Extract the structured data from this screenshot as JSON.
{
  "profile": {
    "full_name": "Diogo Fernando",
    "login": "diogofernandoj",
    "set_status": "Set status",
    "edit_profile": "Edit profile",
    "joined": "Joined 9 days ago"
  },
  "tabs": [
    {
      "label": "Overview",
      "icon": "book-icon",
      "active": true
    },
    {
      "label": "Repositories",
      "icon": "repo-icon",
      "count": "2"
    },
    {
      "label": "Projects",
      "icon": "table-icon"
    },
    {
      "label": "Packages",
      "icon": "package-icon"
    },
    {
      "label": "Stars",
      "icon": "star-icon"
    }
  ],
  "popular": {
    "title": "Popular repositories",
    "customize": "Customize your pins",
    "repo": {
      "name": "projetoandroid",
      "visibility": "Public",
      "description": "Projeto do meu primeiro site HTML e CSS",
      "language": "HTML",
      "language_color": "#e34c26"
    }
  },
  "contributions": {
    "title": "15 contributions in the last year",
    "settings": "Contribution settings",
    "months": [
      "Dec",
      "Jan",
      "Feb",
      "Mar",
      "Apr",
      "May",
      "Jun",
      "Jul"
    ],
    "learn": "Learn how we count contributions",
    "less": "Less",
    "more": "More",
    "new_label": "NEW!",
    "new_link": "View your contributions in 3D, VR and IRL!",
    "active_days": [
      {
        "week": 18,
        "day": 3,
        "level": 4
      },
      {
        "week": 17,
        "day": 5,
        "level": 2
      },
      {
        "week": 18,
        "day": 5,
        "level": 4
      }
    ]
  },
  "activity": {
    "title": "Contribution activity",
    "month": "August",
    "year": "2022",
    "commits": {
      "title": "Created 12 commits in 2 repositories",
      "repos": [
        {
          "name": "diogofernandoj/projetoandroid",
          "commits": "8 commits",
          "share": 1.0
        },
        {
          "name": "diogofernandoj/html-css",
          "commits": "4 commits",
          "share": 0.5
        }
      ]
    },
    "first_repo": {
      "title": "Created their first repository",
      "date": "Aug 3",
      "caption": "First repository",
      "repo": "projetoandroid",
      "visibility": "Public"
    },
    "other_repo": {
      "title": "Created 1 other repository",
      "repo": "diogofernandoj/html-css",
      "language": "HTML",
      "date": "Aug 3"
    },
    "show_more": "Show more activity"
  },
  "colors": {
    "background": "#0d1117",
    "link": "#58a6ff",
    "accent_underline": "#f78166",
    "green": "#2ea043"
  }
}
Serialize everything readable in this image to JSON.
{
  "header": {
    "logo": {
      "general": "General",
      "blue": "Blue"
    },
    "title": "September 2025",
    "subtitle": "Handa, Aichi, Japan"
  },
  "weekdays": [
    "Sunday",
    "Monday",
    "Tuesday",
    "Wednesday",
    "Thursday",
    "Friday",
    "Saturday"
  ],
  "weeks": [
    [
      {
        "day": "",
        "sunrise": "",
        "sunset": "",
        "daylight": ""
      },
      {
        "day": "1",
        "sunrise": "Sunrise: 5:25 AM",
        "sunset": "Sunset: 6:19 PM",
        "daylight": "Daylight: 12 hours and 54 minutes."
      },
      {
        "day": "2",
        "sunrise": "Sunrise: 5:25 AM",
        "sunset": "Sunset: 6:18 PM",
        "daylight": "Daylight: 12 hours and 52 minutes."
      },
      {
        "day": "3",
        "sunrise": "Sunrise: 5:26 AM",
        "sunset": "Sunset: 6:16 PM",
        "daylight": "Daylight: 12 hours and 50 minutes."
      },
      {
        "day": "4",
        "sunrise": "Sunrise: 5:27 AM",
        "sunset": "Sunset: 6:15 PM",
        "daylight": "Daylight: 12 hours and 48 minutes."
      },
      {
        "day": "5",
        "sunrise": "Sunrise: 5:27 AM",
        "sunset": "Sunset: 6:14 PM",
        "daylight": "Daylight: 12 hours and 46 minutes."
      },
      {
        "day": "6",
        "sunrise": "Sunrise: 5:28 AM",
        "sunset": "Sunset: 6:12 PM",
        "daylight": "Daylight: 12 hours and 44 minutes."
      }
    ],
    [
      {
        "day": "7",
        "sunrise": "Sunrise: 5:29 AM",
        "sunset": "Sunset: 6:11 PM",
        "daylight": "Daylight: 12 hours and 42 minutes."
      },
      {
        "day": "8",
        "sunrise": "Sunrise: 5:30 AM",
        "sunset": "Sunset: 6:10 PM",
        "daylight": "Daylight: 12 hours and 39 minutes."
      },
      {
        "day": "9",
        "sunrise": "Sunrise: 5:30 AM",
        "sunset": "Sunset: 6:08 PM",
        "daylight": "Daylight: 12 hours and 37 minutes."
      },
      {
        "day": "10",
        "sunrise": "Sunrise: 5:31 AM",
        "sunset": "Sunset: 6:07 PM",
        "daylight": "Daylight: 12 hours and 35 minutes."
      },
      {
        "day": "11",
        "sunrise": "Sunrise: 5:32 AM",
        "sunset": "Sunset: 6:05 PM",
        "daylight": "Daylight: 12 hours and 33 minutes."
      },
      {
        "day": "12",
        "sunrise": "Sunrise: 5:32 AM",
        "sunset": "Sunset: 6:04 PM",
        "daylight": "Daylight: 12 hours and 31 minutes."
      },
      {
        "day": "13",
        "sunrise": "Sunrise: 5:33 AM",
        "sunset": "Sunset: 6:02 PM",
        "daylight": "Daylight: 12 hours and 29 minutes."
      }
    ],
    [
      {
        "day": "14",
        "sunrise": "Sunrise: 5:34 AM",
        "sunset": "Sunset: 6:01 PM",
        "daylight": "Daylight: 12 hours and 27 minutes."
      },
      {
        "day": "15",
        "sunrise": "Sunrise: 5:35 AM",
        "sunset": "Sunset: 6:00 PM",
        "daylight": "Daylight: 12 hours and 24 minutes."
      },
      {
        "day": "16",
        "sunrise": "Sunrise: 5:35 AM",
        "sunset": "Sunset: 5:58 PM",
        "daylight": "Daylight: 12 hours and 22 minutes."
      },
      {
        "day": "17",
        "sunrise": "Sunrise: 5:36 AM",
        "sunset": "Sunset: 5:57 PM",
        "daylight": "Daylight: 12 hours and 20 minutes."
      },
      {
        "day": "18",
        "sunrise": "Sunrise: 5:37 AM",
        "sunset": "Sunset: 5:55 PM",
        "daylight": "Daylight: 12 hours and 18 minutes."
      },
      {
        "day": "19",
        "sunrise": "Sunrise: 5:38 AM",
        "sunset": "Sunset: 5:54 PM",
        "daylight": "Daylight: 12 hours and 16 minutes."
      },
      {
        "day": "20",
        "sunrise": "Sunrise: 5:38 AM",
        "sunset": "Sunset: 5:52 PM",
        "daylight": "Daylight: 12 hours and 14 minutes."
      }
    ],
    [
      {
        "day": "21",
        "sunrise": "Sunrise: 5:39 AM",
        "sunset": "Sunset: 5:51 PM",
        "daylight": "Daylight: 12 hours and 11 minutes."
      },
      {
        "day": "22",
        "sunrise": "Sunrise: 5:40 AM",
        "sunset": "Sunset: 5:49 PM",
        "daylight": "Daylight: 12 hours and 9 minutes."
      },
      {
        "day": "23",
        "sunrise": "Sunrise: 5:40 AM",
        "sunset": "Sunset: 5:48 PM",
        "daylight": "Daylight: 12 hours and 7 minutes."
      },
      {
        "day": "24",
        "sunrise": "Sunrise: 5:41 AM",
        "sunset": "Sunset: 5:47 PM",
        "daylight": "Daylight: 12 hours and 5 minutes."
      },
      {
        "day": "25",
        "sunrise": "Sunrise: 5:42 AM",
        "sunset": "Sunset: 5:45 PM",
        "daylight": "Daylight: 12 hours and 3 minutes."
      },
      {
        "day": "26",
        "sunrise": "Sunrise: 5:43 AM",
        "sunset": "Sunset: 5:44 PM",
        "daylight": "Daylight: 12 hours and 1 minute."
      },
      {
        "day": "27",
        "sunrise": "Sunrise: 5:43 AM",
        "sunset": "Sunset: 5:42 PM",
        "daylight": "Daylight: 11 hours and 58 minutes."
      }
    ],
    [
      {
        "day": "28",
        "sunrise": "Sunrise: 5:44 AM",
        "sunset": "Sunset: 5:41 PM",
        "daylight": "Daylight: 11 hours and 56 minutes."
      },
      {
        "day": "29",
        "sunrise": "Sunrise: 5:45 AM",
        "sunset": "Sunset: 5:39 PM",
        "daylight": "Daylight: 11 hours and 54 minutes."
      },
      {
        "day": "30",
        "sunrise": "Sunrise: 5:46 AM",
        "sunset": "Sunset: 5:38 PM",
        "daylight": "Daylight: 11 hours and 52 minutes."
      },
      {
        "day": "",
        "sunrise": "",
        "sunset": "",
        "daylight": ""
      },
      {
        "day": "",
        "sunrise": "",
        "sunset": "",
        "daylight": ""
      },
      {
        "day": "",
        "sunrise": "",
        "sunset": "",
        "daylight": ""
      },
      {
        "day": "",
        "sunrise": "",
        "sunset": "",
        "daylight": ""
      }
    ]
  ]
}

━━━━━━━━━━━━━━━━━━━━━━━━━━━━━━

**EXERCISE TASK**
Gather all lines with the string "diogofernandoj" from the data.

**SOLUTION TO THE EXERCISE**
    "login": "diogofernandoj",
          "name": "diogofernandoj/projetoandroid",
          "name": "diogofernandoj/html-css",
      "repo": "diogofernandoj/html-css",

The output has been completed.